Check each line of the material below for "Code", then copy the ones that contain it.
*-*-*
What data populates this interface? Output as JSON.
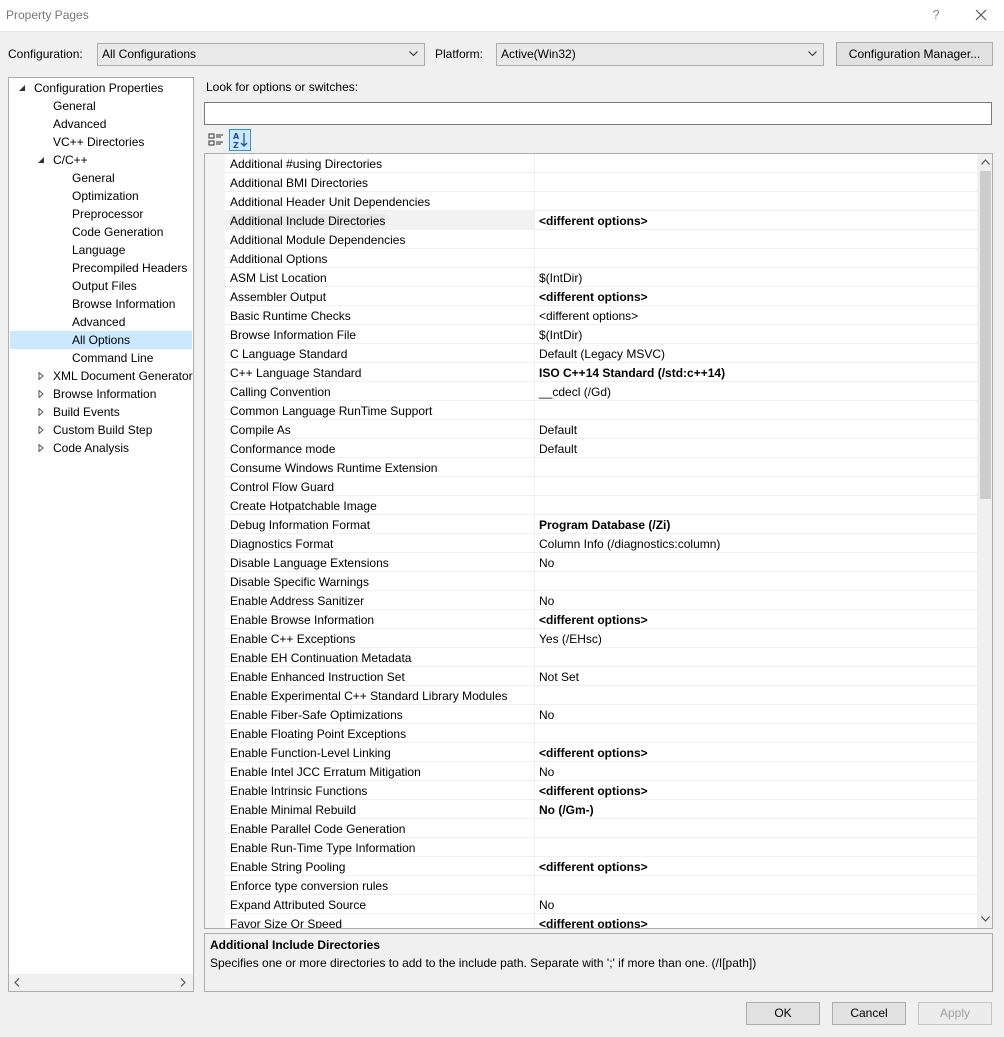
{
  "window": {
    "title": "Property Pages",
    "help": "?"
  },
  "config": {
    "configuration_label": "Configuration:",
    "configuration_value": "All Configurations",
    "platform_label": "Platform:",
    "platform_value": "Active(Win32)",
    "manager_button": "Configuration Manager..."
  },
  "tree": [
    {
      "label": "Configuration Properties",
      "level": 0,
      "expander": "expanded"
    },
    {
      "label": "General",
      "level": 1
    },
    {
      "label": "Advanced",
      "level": 1
    },
    {
      "label": "VC++ Directories",
      "level": 1
    },
    {
      "label": "C/C++",
      "level": 1,
      "expander": "expanded"
    },
    {
      "label": "General",
      "level": 2
    },
    {
      "label": "Optimization",
      "level": 2
    },
    {
      "label": "Preprocessor",
      "level": 2
    },
    {
      "label": "Code Generation",
      "level": 2
    },
    {
      "label": "Language",
      "level": 2
    },
    {
      "label": "Precompiled Headers",
      "level": 2
    },
    {
      "label": "Output Files",
      "level": 2
    },
    {
      "label": "Browse Information",
      "level": 2
    },
    {
      "label": "Advanced",
      "level": 2
    },
    {
      "label": "All Options",
      "level": 2,
      "selected": true
    },
    {
      "label": "Command Line",
      "level": 2
    },
    {
      "label": "XML Document Generator",
      "level": 1,
      "expander": "collapsed"
    },
    {
      "label": "Browse Information",
      "level": 1,
      "expander": "collapsed"
    },
    {
      "label": "Build Events",
      "level": 1,
      "expander": "collapsed"
    },
    {
      "label": "Custom Build Step",
      "level": 1,
      "expander": "collapsed"
    },
    {
      "label": "Code Analysis",
      "level": 1,
      "expander": "collapsed"
    }
  ],
  "search": {
    "label": "Look for options or switches:",
    "value": ""
  },
  "properties": [
    {
      "name": "Additional #using Directories",
      "value": ""
    },
    {
      "name": "Additional BMI Directories",
      "value": ""
    },
    {
      "name": "Additional Header Unit Dependencies",
      "value": ""
    },
    {
      "name": "Additional Include Directories",
      "value": "<different options>",
      "bold": true,
      "selected": true
    },
    {
      "name": "Additional Module Dependencies",
      "value": ""
    },
    {
      "name": "Additional Options",
      "value": ""
    },
    {
      "name": "ASM List Location",
      "value": "$(IntDir)"
    },
    {
      "name": "Assembler Output",
      "value": "<different options>",
      "bold": true
    },
    {
      "name": "Basic Runtime Checks",
      "value": "<different options>"
    },
    {
      "name": "Browse Information File",
      "value": "$(IntDir)"
    },
    {
      "name": "C Language Standard",
      "value": "Default (Legacy MSVC)"
    },
    {
      "name": "C++ Language Standard",
      "value": "ISO C++14 Standard (/std:c++14)",
      "bold": true
    },
    {
      "name": "Calling Convention",
      "value": "__cdecl (/Gd)"
    },
    {
      "name": "Common Language RunTime Support",
      "value": ""
    },
    {
      "name": "Compile As",
      "value": "Default"
    },
    {
      "name": "Conformance mode",
      "value": "Default"
    },
    {
      "name": "Consume Windows Runtime Extension",
      "value": ""
    },
    {
      "name": "Control Flow Guard",
      "value": ""
    },
    {
      "name": "Create Hotpatchable Image",
      "value": ""
    },
    {
      "name": "Debug Information Format",
      "value": "Program Database (/Zi)",
      "bold": true
    },
    {
      "name": "Diagnostics Format",
      "value": "Column Info (/diagnostics:column)"
    },
    {
      "name": "Disable Language Extensions",
      "value": "No"
    },
    {
      "name": "Disable Specific Warnings",
      "value": ""
    },
    {
      "name": "Enable Address Sanitizer",
      "value": "No"
    },
    {
      "name": "Enable Browse Information",
      "value": "<different options>",
      "bold": true
    },
    {
      "name": "Enable C++ Exceptions",
      "value": "Yes (/EHsc)"
    },
    {
      "name": "Enable EH Continuation Metadata",
      "value": ""
    },
    {
      "name": "Enable Enhanced Instruction Set",
      "value": "Not Set"
    },
    {
      "name": "Enable Experimental C++ Standard Library Modules",
      "value": ""
    },
    {
      "name": "Enable Fiber-Safe Optimizations",
      "value": "No"
    },
    {
      "name": "Enable Floating Point Exceptions",
      "value": ""
    },
    {
      "name": "Enable Function-Level Linking",
      "value": "<different options>",
      "bold": true
    },
    {
      "name": "Enable Intel JCC Erratum Mitigation",
      "value": "No"
    },
    {
      "name": "Enable Intrinsic Functions",
      "value": "<different options>",
      "bold": true
    },
    {
      "name": "Enable Minimal Rebuild",
      "value": "No (/Gm-)",
      "bold": true
    },
    {
      "name": "Enable Parallel Code Generation",
      "value": ""
    },
    {
      "name": "Enable Run-Time Type Information",
      "value": ""
    },
    {
      "name": "Enable String Pooling",
      "value": "<different options>",
      "bold": true
    },
    {
      "name": "Enforce type conversion rules",
      "value": ""
    },
    {
      "name": "Expand Attributed Source",
      "value": "No"
    },
    {
      "name": "Favor Size Or Speed",
      "value": "<different options>",
      "bold": true
    }
  ],
  "description": {
    "title": "Additional Include Directories",
    "text": "Specifies one or more directories to add to the include path. Separate with ';' if more than one.     (/I[path])"
  },
  "buttons": {
    "ok": "OK",
    "cancel": "Cancel",
    "apply": "Apply"
  }
}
*-*-*
**SOLUTION BELOW:**
      "label": "Code Generation",
      "label": "Code Analysis",
      "name": "Enable Parallel Code Generation",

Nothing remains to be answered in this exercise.